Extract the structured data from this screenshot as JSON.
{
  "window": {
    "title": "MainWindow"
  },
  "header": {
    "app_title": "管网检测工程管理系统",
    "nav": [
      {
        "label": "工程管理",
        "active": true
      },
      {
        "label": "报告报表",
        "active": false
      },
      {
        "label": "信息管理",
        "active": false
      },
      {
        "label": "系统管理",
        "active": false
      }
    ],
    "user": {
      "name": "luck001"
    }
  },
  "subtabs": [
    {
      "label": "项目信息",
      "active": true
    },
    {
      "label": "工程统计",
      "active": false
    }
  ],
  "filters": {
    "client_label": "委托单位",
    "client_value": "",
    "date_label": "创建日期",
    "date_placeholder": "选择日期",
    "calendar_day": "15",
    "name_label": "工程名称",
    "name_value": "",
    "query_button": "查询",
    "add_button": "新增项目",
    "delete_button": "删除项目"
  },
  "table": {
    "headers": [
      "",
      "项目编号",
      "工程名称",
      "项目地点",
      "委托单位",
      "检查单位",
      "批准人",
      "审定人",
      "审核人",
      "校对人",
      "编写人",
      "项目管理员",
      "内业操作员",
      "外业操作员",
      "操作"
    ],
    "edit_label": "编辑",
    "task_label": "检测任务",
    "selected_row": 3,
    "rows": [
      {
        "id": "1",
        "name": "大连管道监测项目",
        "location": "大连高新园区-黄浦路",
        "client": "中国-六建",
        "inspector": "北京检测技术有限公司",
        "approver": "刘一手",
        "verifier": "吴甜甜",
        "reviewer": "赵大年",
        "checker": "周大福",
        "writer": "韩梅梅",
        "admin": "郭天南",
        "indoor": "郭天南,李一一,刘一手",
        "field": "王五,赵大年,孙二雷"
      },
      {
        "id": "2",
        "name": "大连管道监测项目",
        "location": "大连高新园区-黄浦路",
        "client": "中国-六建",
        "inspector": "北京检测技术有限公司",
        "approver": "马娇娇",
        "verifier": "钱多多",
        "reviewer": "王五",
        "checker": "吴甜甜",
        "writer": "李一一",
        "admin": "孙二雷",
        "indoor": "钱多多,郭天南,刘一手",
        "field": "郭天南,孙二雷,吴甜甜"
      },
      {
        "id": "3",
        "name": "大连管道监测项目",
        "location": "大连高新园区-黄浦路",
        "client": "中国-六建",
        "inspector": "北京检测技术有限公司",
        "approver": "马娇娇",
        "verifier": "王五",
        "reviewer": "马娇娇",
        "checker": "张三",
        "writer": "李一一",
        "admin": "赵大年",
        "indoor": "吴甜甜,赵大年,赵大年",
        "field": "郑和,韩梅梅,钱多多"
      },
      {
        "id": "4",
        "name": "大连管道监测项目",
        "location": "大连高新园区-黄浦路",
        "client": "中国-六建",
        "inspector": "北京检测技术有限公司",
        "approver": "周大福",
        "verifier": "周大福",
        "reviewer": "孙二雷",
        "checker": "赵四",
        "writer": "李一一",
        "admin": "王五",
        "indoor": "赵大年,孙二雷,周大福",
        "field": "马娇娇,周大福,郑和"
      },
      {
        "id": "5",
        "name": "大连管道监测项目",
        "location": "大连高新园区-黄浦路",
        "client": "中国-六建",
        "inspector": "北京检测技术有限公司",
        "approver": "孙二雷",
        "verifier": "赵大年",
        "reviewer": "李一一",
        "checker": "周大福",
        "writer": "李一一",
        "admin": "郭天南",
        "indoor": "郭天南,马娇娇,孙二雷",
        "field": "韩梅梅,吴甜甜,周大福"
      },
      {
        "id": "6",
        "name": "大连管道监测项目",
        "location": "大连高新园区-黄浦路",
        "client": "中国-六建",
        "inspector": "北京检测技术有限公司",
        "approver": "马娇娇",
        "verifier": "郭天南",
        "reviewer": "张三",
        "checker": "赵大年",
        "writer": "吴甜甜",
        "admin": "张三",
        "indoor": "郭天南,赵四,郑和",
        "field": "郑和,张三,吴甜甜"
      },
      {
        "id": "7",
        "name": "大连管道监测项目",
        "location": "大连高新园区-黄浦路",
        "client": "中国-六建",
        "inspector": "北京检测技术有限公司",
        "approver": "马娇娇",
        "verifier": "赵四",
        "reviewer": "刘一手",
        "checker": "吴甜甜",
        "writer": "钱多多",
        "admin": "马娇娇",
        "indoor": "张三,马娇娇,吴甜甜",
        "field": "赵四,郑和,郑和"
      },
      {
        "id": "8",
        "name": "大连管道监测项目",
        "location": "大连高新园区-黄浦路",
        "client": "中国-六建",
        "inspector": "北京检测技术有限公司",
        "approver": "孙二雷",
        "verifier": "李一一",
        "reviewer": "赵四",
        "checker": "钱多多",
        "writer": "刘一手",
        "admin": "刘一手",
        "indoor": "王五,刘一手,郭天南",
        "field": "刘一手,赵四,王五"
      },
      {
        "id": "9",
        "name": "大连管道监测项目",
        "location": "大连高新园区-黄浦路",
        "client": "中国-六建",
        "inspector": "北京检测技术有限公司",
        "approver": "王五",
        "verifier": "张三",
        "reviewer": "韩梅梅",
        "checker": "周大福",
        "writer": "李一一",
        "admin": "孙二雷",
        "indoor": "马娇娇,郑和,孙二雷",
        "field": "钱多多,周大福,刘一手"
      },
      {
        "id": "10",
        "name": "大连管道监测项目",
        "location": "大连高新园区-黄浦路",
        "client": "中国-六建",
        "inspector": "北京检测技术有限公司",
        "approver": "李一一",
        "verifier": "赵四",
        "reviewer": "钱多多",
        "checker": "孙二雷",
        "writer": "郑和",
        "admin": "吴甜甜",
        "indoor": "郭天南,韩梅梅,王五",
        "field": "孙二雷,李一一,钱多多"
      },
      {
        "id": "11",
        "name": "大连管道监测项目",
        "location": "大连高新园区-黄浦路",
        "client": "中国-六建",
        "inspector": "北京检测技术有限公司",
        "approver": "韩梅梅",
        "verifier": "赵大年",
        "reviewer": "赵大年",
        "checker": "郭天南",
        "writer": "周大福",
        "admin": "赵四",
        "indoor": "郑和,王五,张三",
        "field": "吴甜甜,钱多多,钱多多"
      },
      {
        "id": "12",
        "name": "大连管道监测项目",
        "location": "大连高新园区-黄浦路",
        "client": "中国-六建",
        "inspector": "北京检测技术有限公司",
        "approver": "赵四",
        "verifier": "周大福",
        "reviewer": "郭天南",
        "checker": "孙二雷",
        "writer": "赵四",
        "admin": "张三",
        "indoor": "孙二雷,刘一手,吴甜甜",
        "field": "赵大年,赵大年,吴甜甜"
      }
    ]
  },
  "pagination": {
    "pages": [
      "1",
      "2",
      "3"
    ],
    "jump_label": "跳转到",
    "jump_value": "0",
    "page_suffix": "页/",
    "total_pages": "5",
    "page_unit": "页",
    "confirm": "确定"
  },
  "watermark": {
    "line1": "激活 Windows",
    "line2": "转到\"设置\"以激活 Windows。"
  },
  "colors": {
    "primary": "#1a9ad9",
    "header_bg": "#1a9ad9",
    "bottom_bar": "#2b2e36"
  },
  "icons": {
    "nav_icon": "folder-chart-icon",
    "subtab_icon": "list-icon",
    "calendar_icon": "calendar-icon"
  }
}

----------------

Each record above should be output again exactly.

### Correct answer
Extract the structured data from this screenshot as JSON.
{
  "window": {
    "title": "MainWindow"
  },
  "header": {
    "app_title": "管网检测工程管理系统",
    "nav": [
      {
        "label": "工程管理",
        "active": true
      },
      {
        "label": "报告报表",
        "active": false
      },
      {
        "label": "信息管理",
        "active": false
      },
      {
        "label": "系统管理",
        "active": false
      }
    ],
    "user": {
      "name": "luck001"
    }
  },
  "subtabs": [
    {
      "label": "项目信息",
      "active": true
    },
    {
      "label": "工程统计",
      "active": false
    }
  ],
  "filters": {
    "client_label": "委托单位",
    "client_value": "",
    "date_label": "创建日期",
    "date_placeholder": "选择日期",
    "calendar_day": "15",
    "name_label": "工程名称",
    "name_value": "",
    "query_button": "查询",
    "add_button": "新增项目",
    "delete_button": "删除项目"
  },
  "table": {
    "headers": [
      "",
      "项目编号",
      "工程名称",
      "项目地点",
      "委托单位",
      "检查单位",
      "批准人",
      "审定人",
      "审核人",
      "校对人",
      "编写人",
      "项目管理员",
      "内业操作员",
      "外业操作员",
      "操作"
    ],
    "edit_label": "编辑",
    "task_label": "检测任务",
    "selected_row": 3,
    "rows": [
      {
        "id": "1",
        "name": "大连管道监测项目",
        "location": "大连高新园区-黄浦路",
        "client": "中国-六建",
        "inspector": "北京检测技术有限公司",
        "approver": "刘一手",
        "verifier": "吴甜甜",
        "reviewer": "赵大年",
        "checker": "周大福",
        "writer": "韩梅梅",
        "admin": "郭天南",
        "indoor": "郭天南,李一一,刘一手",
        "field": "王五,赵大年,孙二雷"
      },
      {
        "id": "2",
        "name": "大连管道监测项目",
        "location": "大连高新园区-黄浦路",
        "client": "中国-六建",
        "inspector": "北京检测技术有限公司",
        "approver": "马娇娇",
        "verifier": "钱多多",
        "reviewer": "王五",
        "checker": "吴甜甜",
        "writer": "李一一",
        "admin": "孙二雷",
        "indoor": "钱多多,郭天南,刘一手",
        "field": "郭天南,孙二雷,吴甜甜"
      },
      {
        "id": "3",
        "name": "大连管道监测项目",
        "location": "大连高新园区-黄浦路",
        "client": "中国-六建",
        "inspector": "北京检测技术有限公司",
        "approver": "马娇娇",
        "verifier": "王五",
        "reviewer": "马娇娇",
        "checker": "张三",
        "writer": "李一一",
        "admin": "赵大年",
        "indoor": "吴甜甜,赵大年,赵大年",
        "field": "郑和,韩梅梅,钱多多"
      },
      {
        "id": "4",
        "name": "大连管道监测项目",
        "location": "大连高新园区-黄浦路",
        "client": "中国-六建",
        "inspector": "北京检测技术有限公司",
        "approver": "周大福",
        "verifier": "周大福",
        "reviewer": "孙二雷",
        "checker": "赵四",
        "writer": "李一一",
        "admin": "王五",
        "indoor": "赵大年,孙二雷,周大福",
        "field": "马娇娇,周大福,郑和"
      },
      {
        "id": "5",
        "name": "大连管道监测项目",
        "location": "大连高新园区-黄浦路",
        "client": "中国-六建",
        "inspector": "北京检测技术有限公司",
        "approver": "孙二雷",
        "verifier": "赵大年",
        "reviewer": "李一一",
        "checker": "周大福",
        "writer": "李一一",
        "admin": "郭天南",
        "indoor": "郭天南,马娇娇,孙二雷",
        "field": "韩梅梅,吴甜甜,周大福"
      },
      {
        "id": "6",
        "name": "大连管道监测项目",
        "location": "大连高新园区-黄浦路",
        "client": "中国-六建",
        "inspector": "北京检测技术有限公司",
        "approver": "马娇娇",
        "verifier": "郭天南",
        "reviewer": "张三",
        "checker": "赵大年",
        "writer": "吴甜甜",
        "admin": "张三",
        "indoor": "郭天南,赵四,郑和",
        "field": "郑和,张三,吴甜甜"
      },
      {
        "id": "7",
        "name": "大连管道监测项目",
        "location": "大连高新园区-黄浦路",
        "client": "中国-六建",
        "inspector": "北京检测技术有限公司",
        "approver": "马娇娇",
        "verifier": "赵四",
        "reviewer": "刘一手",
        "checker": "吴甜甜",
        "writer": "钱多多",
        "admin": "马娇娇",
        "indoor": "张三,马娇娇,吴甜甜",
        "field": "赵四,郑和,郑和"
      },
      {
        "id": "8",
        "name": "大连管道监测项目",
        "location": "大连高新园区-黄浦路",
        "client": "中国-六建",
        "inspector": "北京检测技术有限公司",
        "approver": "孙二雷",
        "verifier": "李一一",
        "reviewer": "赵四",
        "checker": "钱多多",
        "writer": "刘一手",
        "admin": "刘一手",
        "indoor": "王五,刘一手,郭天南",
        "field": "刘一手,赵四,王五"
      },
      {
        "id": "9",
        "name": "大连管道监测项目",
        "location": "大连高新园区-黄浦路",
        "client": "中国-六建",
        "inspector": "北京检测技术有限公司",
        "approver": "王五",
        "verifier": "张三",
        "reviewer": "韩梅梅",
        "checker": "周大福",
        "writer": "李一一",
        "admin": "孙二雷",
        "indoor": "马娇娇,郑和,孙二雷",
        "field": "钱多多,周大福,刘一手"
      },
      {
        "id": "10",
        "name": "大连管道监测项目",
        "location": "大连高新园区-黄浦路",
        "client": "中国-六建",
        "inspector": "北京检测技术有限公司",
        "approver": "李一一",
        "verifier": "赵四",
        "reviewer": "钱多多",
        "checker": "孙二雷",
        "writer": "郑和",
        "admin": "吴甜甜",
        "indoor": "郭天南,韩梅梅,王五",
        "field": "孙二雷,李一一,钱多多"
      },
      {
        "id": "11",
        "name": "大连管道监测项目",
        "location": "大连高新园区-黄浦路",
        "client": "中国-六建",
        "inspector": "北京检测技术有限公司",
        "approver": "韩梅梅",
        "verifier": "赵大年",
        "reviewer": "赵大年",
        "checker": "郭天南",
        "writer": "周大福",
        "admin": "赵四",
        "indoor": "郑和,王五,张三",
        "field": "吴甜甜,钱多多,钱多多"
      },
      {
        "id": "12",
        "name": "大连管道监测项目",
        "location": "大连高新园区-黄浦路",
        "client": "中国-六建",
        "inspector": "北京检测技术有限公司",
        "approver": "赵四",
        "verifier": "周大福",
        "reviewer": "郭天南",
        "checker": "孙二雷",
        "writer": "赵四",
        "admin": "张三",
        "indoor": "孙二雷,刘一手,吴甜甜",
        "field": "赵大年,赵大年,吴甜甜"
      }
    ]
  },
  "pagination": {
    "pages": [
      "1",
      "2",
      "3"
    ],
    "jump_label": "跳转到",
    "jump_value": "0",
    "page_suffix": "页/",
    "total_pages": "5",
    "page_unit": "页",
    "confirm": "确定"
  },
  "watermark": {
    "line1": "激活 Windows",
    "line2": "转到\"设置\"以激活 Windows。"
  },
  "colors": {
    "primary": "#1a9ad9",
    "header_bg": "#1a9ad9",
    "bottom_bar": "#2b2e36"
  },
  "icons": {
    "nav_icon": "folder-chart-icon",
    "subtab_icon": "list-icon",
    "calendar_icon": "calendar-icon"
  }
}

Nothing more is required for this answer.